#### STORED RECORDS ####
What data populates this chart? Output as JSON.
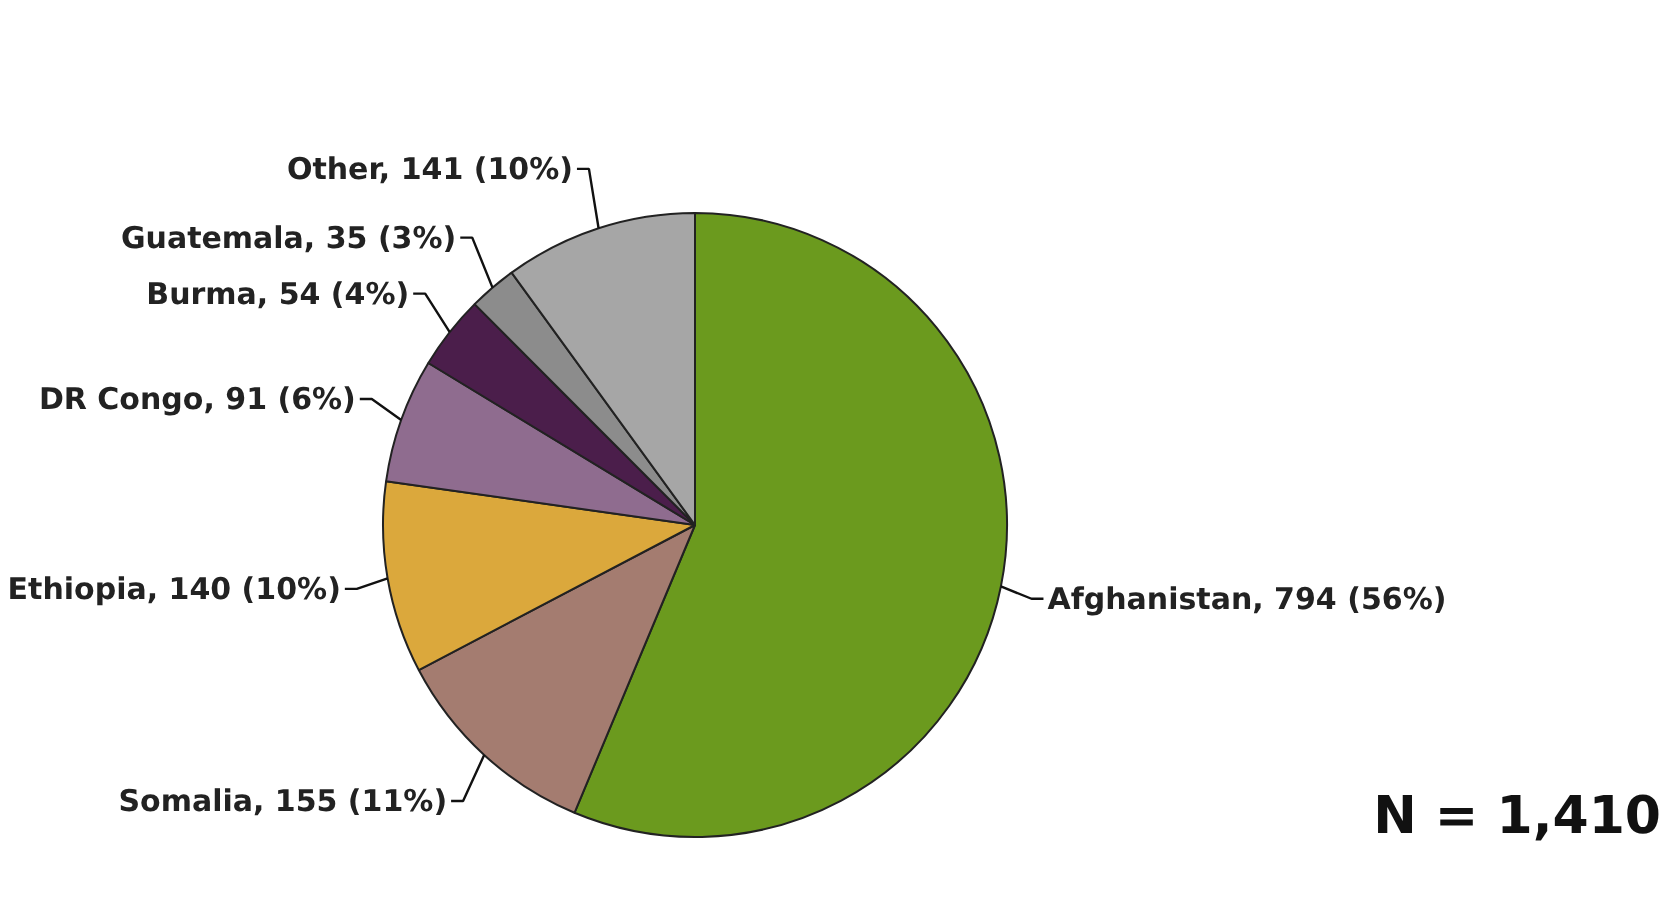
{
  "chart_data": {
    "type": "pie",
    "categories": [
      "Afghanistan",
      "Somalia",
      "Ethiopia",
      "DR Congo",
      "Burma",
      "Guatemala",
      "Other"
    ],
    "values": [
      794,
      155,
      140,
      91,
      54,
      35,
      141
    ],
    "value_labels": [
      "794 (56%)",
      "155 (11%)",
      "140 (10%)",
      "91 (6%)",
      "54 (4%)",
      "35 (3%)",
      "141 (10%)"
    ],
    "colors": [
      "#6b9a1e",
      "#a47c70",
      "#dba83c",
      "#8f6c8f",
      "#4b1e4b",
      "#8c8c8c",
      "#a6a6a6"
    ],
    "annotations": [
      "N = 1,410"
    ]
  }
}
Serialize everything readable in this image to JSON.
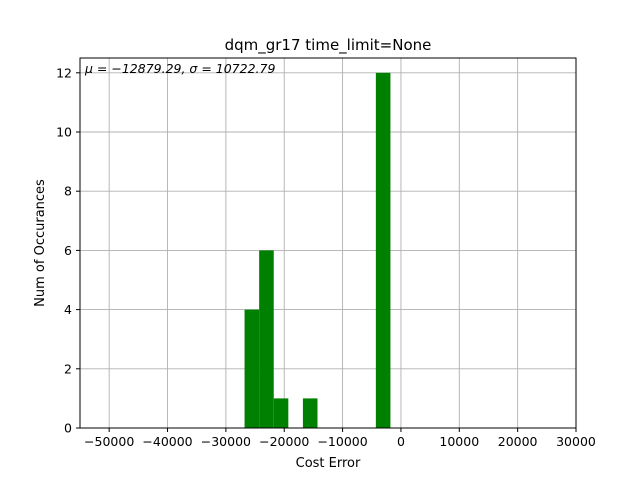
{
  "chart_data": {
    "type": "bar",
    "title": "dqm_gr17 time_limit=None",
    "xlabel": "Cost Error",
    "ylabel": "Num of Occurances",
    "annotation": "μ = −12879.29,  σ = 10722.79",
    "xlim": [
      -55000,
      30000
    ],
    "ylim": [
      0,
      12.5
    ],
    "grid": true,
    "color": "#008000",
    "bin_width": 2500,
    "x_ticks": [
      -50000,
      -40000,
      -30000,
      -20000,
      -10000,
      0,
      10000,
      20000,
      30000
    ],
    "x_tick_labels": [
      "−50000",
      "−40000",
      "−30000",
      "−20000",
      "−10000",
      "0",
      "10000",
      "20000",
      "30000"
    ],
    "y_ticks": [
      0,
      2,
      4,
      6,
      8,
      10,
      12
    ],
    "y_tick_labels": [
      "0",
      "2",
      "4",
      "6",
      "8",
      "10",
      "12"
    ],
    "bins": [
      {
        "x": -26800,
        "count": 4
      },
      {
        "x": -24300,
        "count": 6
      },
      {
        "x": -21800,
        "count": 1
      },
      {
        "x": -16800,
        "count": 1
      },
      {
        "x": -4300,
        "count": 12
      }
    ]
  }
}
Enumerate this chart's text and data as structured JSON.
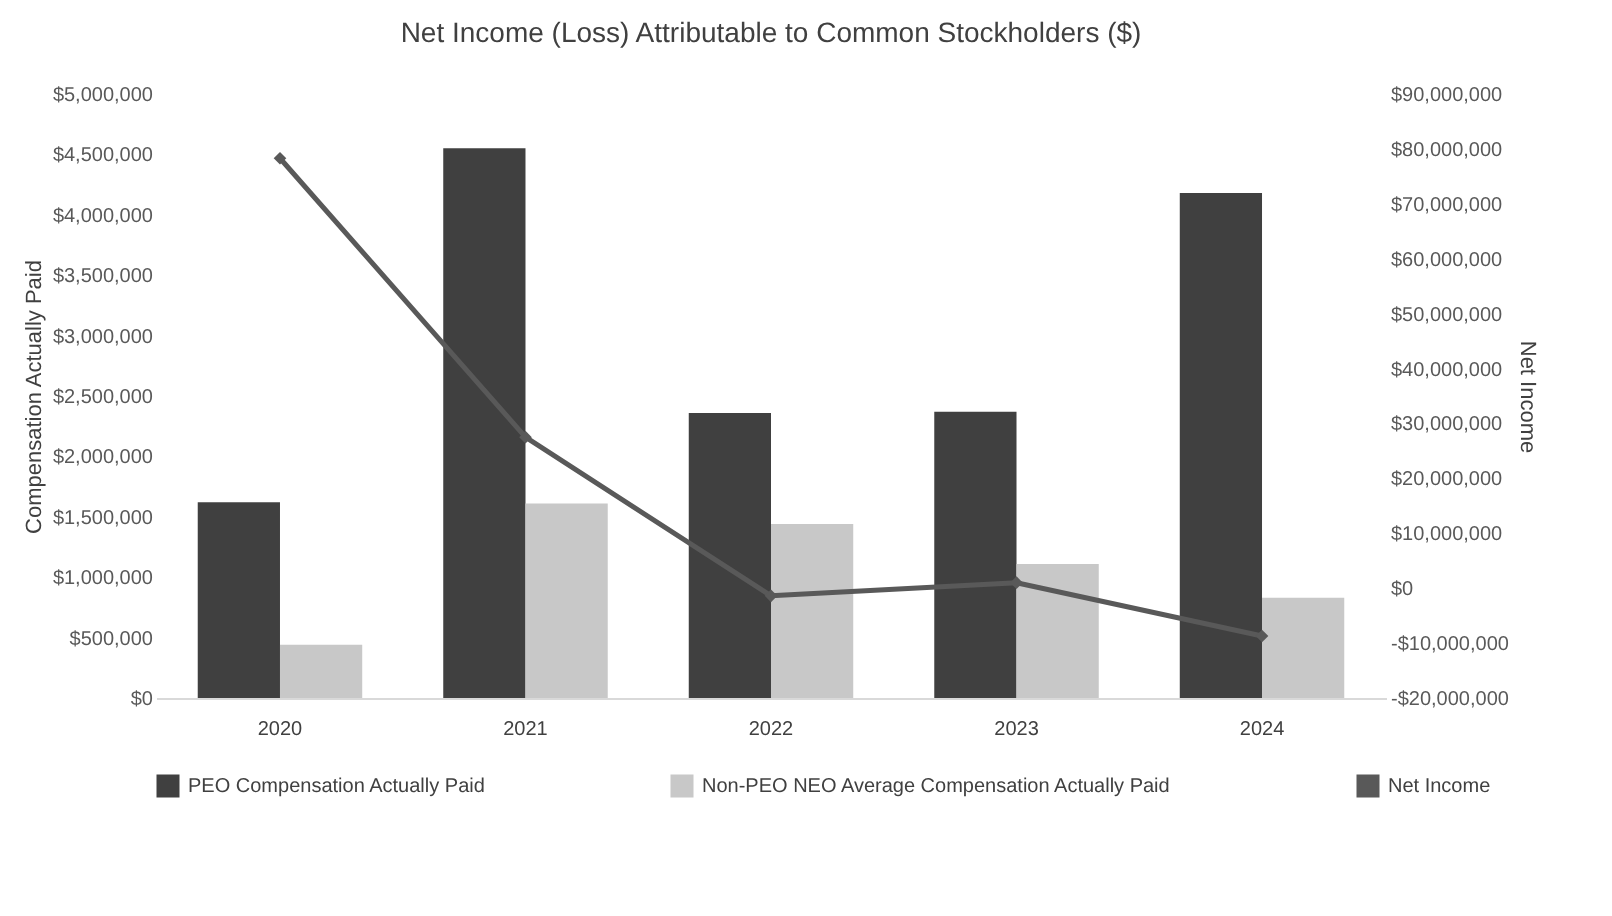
####
Quote all the lines above exactly as given. Do not include the pictures.

OUTPUT:
What data populates this chart? Output as JSON.
{
  "chart_data": {
    "type": "pie",
    "categories": [
      "Afghanistan",
      "Somalia",
      "Ethiopia",
      "DR Congo",
      "Burma",
      "Guatemala",
      "Other"
    ],
    "values": [
      794,
      155,
      140,
      91,
      54,
      35,
      141
    ],
    "value_labels": [
      "794 (56%)",
      "155 (11%)",
      "140 (10%)",
      "91 (6%)",
      "54 (4%)",
      "35 (3%)",
      "141 (10%)"
    ],
    "colors": [
      "#6b9a1e",
      "#a47c70",
      "#dba83c",
      "#8f6c8f",
      "#4b1e4b",
      "#8c8c8c",
      "#a6a6a6"
    ],
    "annotations": [
      "N = 1,410"
    ]
  }
}
Serialize everything readable in this image to JSON.
{
  "chart_data": {
    "type": "bar",
    "title": "dqm_gr17 time_limit=None",
    "xlabel": "Cost Error",
    "ylabel": "Num of Occurances",
    "annotation": "μ = −12879.29,  σ = 10722.79",
    "xlim": [
      -55000,
      30000
    ],
    "ylim": [
      0,
      12.5
    ],
    "grid": true,
    "color": "#008000",
    "bin_width": 2500,
    "x_ticks": [
      -50000,
      -40000,
      -30000,
      -20000,
      -10000,
      0,
      10000,
      20000,
      30000
    ],
    "x_tick_labels": [
      "−50000",
      "−40000",
      "−30000",
      "−20000",
      "−10000",
      "0",
      "10000",
      "20000",
      "30000"
    ],
    "y_ticks": [
      0,
      2,
      4,
      6,
      8,
      10,
      12
    ],
    "y_tick_labels": [
      "0",
      "2",
      "4",
      "6",
      "8",
      "10",
      "12"
    ],
    "bins": [
      {
        "x": -26800,
        "count": 4
      },
      {
        "x": -24300,
        "count": 6
      },
      {
        "x": -21800,
        "count": 1
      },
      {
        "x": -16800,
        "count": 1
      },
      {
        "x": -4300,
        "count": 12
      }
    ]
  }
}
Enumerate this chart's text and data as structured JSON.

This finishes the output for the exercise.